- [What this task involves] Which lines hold the word "value"? Copy each of them from the material.

- [Material for this task]

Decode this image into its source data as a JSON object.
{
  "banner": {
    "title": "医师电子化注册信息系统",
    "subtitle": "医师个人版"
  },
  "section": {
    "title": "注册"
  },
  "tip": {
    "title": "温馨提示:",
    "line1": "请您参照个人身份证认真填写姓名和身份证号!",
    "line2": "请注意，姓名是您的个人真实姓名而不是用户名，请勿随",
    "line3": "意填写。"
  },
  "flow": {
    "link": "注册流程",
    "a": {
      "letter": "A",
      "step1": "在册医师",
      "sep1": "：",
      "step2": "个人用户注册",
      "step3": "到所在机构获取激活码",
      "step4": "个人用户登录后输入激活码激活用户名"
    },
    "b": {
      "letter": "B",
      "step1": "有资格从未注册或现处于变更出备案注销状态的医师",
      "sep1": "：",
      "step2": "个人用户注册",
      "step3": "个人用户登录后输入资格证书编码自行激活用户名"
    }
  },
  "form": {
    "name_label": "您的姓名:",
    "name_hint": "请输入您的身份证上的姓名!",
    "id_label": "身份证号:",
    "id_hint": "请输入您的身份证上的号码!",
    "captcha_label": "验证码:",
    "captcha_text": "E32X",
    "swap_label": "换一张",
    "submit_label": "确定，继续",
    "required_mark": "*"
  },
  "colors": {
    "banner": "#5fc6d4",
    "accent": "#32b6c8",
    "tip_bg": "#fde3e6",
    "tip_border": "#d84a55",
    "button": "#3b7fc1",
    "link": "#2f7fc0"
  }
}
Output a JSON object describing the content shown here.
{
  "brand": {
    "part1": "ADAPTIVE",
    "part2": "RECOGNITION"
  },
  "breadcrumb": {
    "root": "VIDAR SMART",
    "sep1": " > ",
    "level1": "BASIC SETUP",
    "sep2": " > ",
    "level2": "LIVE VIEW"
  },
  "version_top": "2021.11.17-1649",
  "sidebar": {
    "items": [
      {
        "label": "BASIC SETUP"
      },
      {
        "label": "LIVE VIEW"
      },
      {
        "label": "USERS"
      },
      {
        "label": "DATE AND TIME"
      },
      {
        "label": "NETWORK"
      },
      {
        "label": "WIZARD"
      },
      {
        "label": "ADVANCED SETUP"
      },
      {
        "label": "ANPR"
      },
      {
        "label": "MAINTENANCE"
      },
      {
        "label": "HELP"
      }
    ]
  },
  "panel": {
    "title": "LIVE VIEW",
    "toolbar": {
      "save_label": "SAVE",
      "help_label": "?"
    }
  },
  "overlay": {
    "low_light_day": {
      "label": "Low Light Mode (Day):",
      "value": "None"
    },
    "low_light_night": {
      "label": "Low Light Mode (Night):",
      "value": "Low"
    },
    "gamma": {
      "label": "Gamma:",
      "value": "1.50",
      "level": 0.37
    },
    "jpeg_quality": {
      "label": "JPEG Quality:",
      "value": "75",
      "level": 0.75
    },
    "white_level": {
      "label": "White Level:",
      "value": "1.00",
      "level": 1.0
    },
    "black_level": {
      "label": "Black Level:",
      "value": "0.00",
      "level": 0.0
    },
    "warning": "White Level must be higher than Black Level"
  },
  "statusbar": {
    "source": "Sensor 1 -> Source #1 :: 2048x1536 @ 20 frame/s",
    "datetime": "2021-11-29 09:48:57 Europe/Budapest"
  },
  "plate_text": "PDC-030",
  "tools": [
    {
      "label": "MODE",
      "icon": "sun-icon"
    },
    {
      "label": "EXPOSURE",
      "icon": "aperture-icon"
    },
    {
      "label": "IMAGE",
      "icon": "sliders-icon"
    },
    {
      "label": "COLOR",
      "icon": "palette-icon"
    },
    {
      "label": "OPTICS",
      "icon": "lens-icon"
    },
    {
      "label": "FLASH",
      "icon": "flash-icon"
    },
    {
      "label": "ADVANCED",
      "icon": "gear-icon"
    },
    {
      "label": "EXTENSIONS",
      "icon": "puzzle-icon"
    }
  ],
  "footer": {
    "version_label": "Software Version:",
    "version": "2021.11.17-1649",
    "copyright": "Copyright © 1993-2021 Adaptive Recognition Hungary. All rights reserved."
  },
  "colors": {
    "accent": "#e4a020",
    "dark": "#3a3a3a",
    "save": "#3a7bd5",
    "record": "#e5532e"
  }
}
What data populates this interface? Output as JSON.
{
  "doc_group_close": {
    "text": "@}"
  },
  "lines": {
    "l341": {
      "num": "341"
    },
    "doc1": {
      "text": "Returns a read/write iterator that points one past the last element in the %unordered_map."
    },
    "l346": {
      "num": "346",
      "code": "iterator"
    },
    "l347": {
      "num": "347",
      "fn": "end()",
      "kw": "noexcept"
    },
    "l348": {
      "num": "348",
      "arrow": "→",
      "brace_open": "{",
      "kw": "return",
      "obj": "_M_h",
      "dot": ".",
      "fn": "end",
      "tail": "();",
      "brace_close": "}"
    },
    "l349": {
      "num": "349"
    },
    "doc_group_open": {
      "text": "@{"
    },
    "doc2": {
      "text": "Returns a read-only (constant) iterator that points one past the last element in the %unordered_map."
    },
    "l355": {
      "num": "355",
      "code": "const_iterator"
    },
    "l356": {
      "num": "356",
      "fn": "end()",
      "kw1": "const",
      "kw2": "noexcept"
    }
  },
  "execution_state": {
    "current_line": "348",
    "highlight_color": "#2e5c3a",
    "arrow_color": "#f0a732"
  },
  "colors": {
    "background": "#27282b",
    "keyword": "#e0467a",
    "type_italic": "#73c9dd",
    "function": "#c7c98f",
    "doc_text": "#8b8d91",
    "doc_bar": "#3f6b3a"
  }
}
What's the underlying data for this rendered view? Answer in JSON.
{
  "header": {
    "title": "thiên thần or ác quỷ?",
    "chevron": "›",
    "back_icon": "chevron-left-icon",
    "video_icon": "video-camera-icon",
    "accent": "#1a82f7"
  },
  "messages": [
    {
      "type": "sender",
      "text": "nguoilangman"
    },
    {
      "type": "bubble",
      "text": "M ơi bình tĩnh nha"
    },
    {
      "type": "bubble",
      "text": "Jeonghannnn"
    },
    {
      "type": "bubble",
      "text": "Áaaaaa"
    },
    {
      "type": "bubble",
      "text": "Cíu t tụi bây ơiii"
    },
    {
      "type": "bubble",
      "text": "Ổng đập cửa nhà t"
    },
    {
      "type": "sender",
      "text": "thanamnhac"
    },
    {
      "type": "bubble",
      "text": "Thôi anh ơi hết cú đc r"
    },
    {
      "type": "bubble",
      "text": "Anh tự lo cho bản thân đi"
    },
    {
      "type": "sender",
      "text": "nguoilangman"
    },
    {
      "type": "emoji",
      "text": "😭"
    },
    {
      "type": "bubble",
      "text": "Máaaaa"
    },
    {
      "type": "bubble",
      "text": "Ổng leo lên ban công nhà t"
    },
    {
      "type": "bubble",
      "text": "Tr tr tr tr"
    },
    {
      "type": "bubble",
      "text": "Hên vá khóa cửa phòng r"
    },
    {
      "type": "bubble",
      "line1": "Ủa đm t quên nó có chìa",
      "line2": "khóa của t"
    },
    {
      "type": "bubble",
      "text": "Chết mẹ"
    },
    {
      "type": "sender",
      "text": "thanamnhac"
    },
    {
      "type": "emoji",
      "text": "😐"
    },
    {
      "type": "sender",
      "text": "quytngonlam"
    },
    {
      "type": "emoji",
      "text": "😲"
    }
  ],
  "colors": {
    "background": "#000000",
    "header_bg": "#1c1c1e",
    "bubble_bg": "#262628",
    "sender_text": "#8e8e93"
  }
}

- [Finished exercise]
      "value": "None"
      "value": "Low"
      "value": "1.50",
      "value": "75",
      "value": "1.00",
      "value": "0.00",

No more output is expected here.